■ PROBLEM REQUIREMENTS ■
All of the lines below are to be printed again exactly; images are excluded from the output.

■ DATASET RECORDS ■
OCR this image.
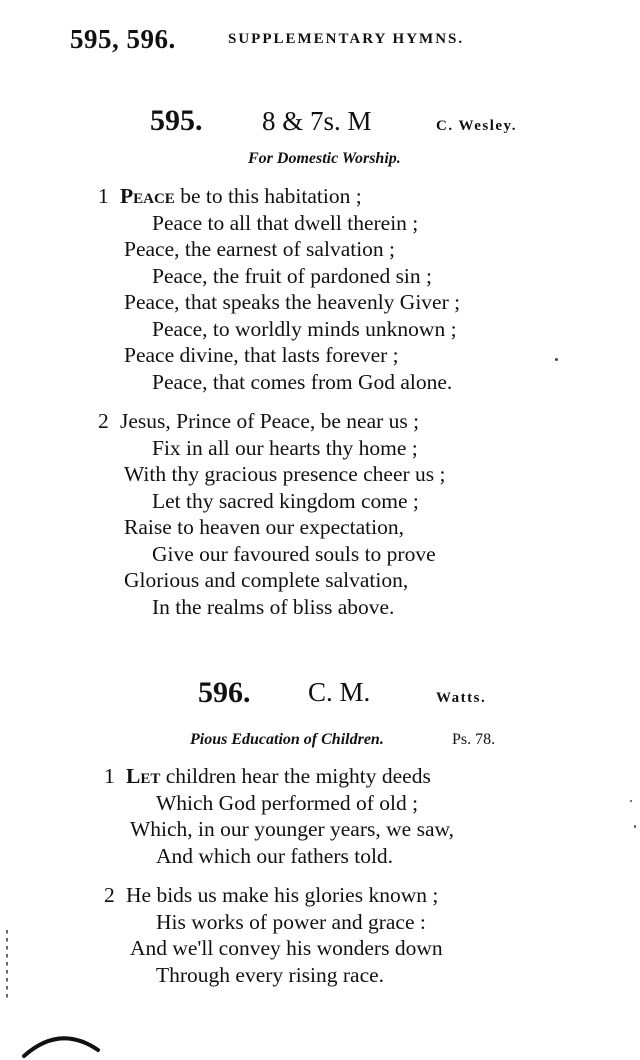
595, 596.	SUPPLEMENTARY HYMNS.
595. 8 & 7s. M	C. Wesley.
For Domestic Worship.
1 Peace be to this habitation ;
Peace to all that dwell therein ;
Peace, the earnest of salvation ;
Peace, the fruit of pardoned sin ;
Peace, that speaks the heavenly Giver ;
Peace, to worldly minds unknown ;
Peace divine, that lasts forever ;
Peace, that comes from God alone.
2 Jesus, Prince of Peace, be near us ;
Fix in all our hearts thy home ;
With thy gracious presence cheer us ;
Let thy sacred kingdom come ;
Raise to heaven our expectation,
Give our favoured souls to prove
Glorious and complete salvation,
In the realms of bliss above.
596. C. M.	Watts.
Pious Education of Children.	Ps. 78.
1 Let children hear the mighty deeds
Which God performed of old ;
Which, in our younger years, we saw,
And which our fathers told.
2 He bids us make his glories known ;
His works of power and grace :
And we'll convey his wonders down
Through every rising race.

■ ANSWER IN FULL ■
OCR this image.
595, 596.	SUPPLEMENTARY HYMNS.
595. 8 & 7s. M	C. Wesley.
For Domestic Worship.
1 Peace be to this habitation ;
Peace to all that dwell therein ;
Peace, the earnest of salvation ;
Peace, the fruit of pardoned sin ;
Peace, that speaks the heavenly Giver ;
Peace, to worldly minds unknown ;
Peace divine, that lasts forever ;
Peace, that comes from God alone.
2 Jesus, Prince of Peace, be near us ;
Fix in all our hearts thy home ;
With thy gracious presence cheer us ;
Let thy sacred kingdom come ;
Raise to heaven our expectation,
Give our favoured souls to prove
Glorious and complete salvation,
In the realms of bliss above.
596. C. M.	Watts.
Pious Education of Children.	Ps. 78.
1 Let children hear the mighty deeds
Which God performed of old ;
Which, in our younger years, we saw,
And which our fathers told.
2 He bids us make his glories known ;
His works of power and grace :
And we'll convey his wonders down
Through every rising race.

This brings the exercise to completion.